[Begin]

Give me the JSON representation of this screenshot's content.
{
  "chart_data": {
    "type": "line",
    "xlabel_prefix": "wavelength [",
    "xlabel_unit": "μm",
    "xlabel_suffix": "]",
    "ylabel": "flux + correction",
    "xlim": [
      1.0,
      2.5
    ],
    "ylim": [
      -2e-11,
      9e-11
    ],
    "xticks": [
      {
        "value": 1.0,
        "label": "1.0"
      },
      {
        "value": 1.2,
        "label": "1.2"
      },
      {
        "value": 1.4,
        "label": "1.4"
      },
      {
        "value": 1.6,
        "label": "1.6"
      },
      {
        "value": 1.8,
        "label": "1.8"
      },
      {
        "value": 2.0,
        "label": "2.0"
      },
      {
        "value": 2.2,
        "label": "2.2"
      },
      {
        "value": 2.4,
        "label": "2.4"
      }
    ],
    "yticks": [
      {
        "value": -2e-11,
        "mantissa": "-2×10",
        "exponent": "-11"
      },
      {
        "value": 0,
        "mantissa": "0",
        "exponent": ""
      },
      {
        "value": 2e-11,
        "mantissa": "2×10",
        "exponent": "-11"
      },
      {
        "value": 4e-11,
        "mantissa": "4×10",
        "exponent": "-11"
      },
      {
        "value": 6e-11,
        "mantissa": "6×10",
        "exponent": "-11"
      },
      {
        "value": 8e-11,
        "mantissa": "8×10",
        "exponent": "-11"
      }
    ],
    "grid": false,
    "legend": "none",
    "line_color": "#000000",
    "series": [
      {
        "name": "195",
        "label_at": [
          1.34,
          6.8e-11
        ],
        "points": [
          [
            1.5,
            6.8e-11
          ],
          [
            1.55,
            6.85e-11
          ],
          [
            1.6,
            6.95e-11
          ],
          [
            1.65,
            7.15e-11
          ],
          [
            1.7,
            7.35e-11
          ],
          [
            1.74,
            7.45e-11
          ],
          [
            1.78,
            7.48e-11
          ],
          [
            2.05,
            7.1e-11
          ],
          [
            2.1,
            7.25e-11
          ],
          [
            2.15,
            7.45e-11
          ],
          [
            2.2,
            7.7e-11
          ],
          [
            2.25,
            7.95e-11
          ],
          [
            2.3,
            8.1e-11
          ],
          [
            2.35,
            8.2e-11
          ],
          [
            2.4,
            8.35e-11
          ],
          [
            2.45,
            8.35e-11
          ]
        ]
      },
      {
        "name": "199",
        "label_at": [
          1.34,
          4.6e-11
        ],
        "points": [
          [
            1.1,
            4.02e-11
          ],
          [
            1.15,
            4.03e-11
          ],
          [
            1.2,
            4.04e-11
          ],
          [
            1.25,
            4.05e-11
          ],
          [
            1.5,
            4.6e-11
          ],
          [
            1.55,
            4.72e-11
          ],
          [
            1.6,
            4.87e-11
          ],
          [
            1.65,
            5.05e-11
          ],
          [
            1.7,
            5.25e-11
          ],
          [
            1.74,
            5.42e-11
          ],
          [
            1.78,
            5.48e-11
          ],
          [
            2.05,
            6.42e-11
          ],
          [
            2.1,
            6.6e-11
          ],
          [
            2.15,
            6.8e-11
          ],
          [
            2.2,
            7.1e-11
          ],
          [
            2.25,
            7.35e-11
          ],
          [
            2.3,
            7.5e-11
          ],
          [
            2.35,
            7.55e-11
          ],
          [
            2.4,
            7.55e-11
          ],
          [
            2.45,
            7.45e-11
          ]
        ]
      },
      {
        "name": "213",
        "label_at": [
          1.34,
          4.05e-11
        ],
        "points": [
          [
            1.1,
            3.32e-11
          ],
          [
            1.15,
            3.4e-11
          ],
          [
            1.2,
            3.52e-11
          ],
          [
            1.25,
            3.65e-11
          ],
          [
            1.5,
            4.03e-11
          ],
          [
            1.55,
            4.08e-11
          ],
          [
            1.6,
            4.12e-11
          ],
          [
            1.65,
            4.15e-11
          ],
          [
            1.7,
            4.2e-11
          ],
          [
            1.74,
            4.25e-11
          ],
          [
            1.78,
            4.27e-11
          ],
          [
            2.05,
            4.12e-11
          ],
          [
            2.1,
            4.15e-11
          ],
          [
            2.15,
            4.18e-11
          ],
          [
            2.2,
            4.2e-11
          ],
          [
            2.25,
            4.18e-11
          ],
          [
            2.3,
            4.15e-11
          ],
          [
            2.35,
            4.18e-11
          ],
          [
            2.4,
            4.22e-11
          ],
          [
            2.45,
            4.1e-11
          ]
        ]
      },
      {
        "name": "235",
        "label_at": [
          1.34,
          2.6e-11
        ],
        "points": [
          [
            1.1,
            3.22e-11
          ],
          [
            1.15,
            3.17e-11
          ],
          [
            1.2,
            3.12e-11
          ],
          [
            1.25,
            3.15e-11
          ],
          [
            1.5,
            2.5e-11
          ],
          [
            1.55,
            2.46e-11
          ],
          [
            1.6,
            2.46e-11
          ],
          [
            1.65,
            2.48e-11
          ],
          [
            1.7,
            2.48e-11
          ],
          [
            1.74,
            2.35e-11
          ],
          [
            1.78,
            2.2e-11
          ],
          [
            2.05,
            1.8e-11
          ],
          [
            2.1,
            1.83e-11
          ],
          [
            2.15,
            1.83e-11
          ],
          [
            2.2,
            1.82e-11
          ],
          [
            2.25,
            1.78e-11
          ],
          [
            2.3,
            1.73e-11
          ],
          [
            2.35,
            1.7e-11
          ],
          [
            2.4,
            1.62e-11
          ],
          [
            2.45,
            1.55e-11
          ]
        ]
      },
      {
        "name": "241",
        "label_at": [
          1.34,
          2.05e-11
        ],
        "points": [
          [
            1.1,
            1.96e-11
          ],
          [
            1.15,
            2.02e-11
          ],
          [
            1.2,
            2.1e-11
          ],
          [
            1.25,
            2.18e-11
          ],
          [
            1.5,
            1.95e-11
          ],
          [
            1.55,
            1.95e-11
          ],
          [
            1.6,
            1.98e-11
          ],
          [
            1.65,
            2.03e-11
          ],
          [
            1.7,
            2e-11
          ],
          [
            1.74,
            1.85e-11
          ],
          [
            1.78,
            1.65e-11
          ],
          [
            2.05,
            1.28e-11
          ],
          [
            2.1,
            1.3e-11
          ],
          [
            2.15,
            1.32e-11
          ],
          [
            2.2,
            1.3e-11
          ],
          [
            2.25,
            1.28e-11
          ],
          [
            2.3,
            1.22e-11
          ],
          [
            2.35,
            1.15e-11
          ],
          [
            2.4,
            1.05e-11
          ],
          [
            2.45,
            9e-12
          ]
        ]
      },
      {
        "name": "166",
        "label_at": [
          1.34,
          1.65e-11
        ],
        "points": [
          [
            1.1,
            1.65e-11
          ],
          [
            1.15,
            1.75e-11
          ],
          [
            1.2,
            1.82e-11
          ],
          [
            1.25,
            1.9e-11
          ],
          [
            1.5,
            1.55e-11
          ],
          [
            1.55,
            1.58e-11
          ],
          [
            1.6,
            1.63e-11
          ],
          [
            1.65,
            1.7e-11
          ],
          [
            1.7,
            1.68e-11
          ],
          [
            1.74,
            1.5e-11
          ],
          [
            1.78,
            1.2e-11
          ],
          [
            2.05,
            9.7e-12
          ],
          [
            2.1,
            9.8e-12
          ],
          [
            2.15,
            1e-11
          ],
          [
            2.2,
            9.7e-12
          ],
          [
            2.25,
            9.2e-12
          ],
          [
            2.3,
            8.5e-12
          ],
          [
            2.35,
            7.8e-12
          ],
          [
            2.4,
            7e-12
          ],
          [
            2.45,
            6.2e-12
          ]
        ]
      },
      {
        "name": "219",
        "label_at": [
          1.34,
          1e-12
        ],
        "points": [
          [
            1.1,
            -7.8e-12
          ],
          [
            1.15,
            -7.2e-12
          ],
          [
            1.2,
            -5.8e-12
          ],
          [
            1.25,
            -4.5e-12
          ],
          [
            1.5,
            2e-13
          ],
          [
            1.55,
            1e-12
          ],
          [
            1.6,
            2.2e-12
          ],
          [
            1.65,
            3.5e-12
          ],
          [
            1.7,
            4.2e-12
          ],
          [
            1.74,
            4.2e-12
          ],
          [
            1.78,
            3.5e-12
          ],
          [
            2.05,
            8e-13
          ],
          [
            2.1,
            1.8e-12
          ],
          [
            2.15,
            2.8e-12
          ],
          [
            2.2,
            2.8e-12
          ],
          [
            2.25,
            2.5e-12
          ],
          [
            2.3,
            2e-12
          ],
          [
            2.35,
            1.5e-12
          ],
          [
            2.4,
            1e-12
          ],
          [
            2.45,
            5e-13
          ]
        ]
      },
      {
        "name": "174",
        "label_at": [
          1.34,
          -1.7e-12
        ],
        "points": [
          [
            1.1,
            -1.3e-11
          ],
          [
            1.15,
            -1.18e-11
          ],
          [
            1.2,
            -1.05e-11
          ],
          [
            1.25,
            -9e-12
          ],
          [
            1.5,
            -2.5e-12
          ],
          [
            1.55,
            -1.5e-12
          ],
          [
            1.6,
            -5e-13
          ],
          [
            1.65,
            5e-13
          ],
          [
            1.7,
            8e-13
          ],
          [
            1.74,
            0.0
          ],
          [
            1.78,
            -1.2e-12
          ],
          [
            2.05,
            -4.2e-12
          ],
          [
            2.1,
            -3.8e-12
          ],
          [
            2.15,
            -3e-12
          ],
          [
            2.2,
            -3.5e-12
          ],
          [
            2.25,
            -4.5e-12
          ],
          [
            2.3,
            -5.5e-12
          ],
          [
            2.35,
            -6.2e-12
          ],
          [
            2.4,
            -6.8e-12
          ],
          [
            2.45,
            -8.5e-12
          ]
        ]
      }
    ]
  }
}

[End]

-- Requirement --
Looking at the entries above, state how many lines contain "name"; give the number alone.

-- Written reply --
8